[TAREFAS A CUMPRIR]
1) Resuma em duas frases a análise sobre Rogue One.
2) Escreva a continuação da análise sobre Rogue One, começando logo após a última frase apresentada.

O teste de fogo de Rogue One | JUDAO.com.br

O especialista, o profissional e o fã dividem a cena na análise sobre o novo filme da saga espacial que, em resumo, deixa claro que A Força tem um futuro LINDO pela frente

Analisar Rogue One: Uma História de Star Wars não é tarefa simples. “Gostar” ou “não gostar” é pouco. Seria mais fácil tentar puxar as orelhas de um gundark do que separar o profissional do pessoal, o fanboy do avaliador, o choro das torcidas de nariz.

O esforço é válido quando o primeiro longa-metragem não integrante de uma trilogia para o cinema (só para evitar que alguém venha falar que esqueci do Especial de Natal) do universo criado por George Lucas joga um caminhão-tanque de gasolina na já energizada – e ensandecida – base de fãs da Santa Trilogia.

Separar é preciso. Olhar todos os aspectos é uma obrigação. E curtir o momento é um privilégio. Então, vamos nessa e que a Força dos Outros Esteja Sempre Conosco!

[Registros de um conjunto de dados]

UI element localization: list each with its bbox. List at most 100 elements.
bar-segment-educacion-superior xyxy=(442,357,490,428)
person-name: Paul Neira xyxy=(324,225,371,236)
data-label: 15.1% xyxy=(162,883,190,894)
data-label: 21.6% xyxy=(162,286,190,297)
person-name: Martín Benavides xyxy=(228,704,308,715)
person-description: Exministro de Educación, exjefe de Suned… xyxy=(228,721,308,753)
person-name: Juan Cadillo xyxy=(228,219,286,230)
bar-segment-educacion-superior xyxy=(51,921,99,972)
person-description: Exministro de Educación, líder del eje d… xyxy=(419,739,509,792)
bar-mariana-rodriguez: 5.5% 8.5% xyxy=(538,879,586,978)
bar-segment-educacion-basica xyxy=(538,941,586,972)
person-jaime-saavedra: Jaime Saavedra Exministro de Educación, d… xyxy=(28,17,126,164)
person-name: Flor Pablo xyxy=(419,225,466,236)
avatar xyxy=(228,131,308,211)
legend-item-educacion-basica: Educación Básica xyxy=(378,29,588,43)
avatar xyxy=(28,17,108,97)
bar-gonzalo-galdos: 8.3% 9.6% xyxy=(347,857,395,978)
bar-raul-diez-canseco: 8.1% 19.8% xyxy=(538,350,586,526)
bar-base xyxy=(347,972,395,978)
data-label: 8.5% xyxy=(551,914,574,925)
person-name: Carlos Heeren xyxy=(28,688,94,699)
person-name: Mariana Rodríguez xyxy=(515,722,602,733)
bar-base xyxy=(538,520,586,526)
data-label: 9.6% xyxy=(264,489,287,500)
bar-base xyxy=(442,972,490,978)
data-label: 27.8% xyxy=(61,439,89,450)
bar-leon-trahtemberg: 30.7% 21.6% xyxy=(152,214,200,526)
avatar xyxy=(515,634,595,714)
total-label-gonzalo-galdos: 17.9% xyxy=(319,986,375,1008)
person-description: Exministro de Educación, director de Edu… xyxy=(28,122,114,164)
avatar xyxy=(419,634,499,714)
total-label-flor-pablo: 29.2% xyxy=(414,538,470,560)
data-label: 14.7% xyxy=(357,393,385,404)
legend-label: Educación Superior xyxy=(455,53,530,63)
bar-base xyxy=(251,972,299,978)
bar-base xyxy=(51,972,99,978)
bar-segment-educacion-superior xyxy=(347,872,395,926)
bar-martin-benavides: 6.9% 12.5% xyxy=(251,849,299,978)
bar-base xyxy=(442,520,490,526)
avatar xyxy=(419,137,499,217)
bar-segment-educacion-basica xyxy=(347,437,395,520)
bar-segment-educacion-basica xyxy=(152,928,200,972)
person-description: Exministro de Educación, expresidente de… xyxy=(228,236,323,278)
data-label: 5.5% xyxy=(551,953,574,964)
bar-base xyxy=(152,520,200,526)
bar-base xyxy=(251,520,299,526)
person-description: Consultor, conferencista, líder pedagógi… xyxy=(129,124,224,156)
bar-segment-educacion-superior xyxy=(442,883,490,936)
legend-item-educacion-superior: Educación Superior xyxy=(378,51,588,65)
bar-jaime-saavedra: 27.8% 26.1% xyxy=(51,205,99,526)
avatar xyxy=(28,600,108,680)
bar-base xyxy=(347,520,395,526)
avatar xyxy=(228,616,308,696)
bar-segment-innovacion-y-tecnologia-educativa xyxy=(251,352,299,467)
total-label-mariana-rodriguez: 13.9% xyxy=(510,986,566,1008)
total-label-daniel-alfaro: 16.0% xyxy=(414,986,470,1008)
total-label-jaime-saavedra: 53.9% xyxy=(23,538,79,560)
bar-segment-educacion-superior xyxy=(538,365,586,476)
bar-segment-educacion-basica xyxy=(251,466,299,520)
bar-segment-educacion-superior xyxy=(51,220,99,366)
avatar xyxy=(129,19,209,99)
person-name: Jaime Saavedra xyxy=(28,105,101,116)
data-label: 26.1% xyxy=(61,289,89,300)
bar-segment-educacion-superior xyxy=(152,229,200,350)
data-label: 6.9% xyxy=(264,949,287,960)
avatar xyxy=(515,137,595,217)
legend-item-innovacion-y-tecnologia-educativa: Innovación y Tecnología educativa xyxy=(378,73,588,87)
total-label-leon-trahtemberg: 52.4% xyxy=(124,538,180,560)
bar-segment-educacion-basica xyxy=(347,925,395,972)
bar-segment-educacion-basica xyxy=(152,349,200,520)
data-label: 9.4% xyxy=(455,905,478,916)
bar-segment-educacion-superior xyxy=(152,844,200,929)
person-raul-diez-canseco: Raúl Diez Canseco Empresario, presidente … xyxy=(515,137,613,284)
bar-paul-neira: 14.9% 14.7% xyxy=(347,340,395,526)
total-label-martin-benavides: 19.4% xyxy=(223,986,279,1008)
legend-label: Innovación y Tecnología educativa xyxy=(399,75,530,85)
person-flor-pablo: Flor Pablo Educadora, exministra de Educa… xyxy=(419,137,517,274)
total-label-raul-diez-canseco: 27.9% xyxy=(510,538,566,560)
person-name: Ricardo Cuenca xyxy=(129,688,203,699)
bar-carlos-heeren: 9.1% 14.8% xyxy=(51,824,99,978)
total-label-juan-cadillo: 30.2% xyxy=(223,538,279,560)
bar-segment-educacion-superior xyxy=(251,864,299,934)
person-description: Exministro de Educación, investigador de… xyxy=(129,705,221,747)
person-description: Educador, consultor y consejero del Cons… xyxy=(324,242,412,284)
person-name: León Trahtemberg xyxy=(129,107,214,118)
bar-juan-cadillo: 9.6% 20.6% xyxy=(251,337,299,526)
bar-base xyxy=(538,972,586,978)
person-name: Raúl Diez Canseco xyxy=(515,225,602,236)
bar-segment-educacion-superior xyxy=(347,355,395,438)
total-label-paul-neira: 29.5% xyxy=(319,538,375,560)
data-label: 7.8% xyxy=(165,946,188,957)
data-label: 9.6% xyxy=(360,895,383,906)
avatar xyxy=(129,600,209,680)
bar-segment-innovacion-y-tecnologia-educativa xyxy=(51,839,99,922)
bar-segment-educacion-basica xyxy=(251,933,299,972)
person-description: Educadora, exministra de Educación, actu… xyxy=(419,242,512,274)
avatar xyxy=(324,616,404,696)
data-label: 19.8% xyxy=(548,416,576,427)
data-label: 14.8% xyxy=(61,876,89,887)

[RESPOSTAS EM SEQUÊNCIA]
1) Analisar Rogue One: Uma História de Star Wars não é tarefa simples, pois é difícil separar o profissional do pessoal e o fã do avaliador. Por ser o primeiro longa-metragem do universo criado por George Lucas que não integra uma trilogia para o cinema, o filme inflama ainda mais a base de fãs, e o autor propõe separar as perspectivas, examinar todos os aspectos e aproveitar o momento.

2)
PARTE I: A Força dos Outros

[O especialista devoto da Saga há anos toma o púlpito, arruma o cabelo bagunçado – que continua bagunçado mesmo assim – limpa a garganta, dá um sorriso largo e começa a falar]

Em meados de 1977, quando os letreiros iniciais do filme então conhecido como Guerra nas Estrelas despareceram no infinito e abriram espaço para a fuga desesperada da Tantive IV, o universo nerd foi jogado sem aviso no meio de um conflito galáctico, numa guerra civil, na luta do oprimido contra o opressor. Ao mesmo tempo, dezenas de perguntas ficaram sem respostas nas telas e, embora o Universo Expandido tenha feito o possível para preencher as lacunas, a abrangência das respostas ainda era muito pequena por estar confinada a HQs, jogos de videogame/computador, e livros... MUITOS livros.

Com a aposentadoria do UE e o reinício de tudo que acontece fora das telas, as equipes envolvidas com os próximos longas-metragens do universo da Santa Trilogia começam a responder a muitas dessas perguntas. Afinal, se está na tela, é oficial – mesmo que conflitos narrativos ainda existam.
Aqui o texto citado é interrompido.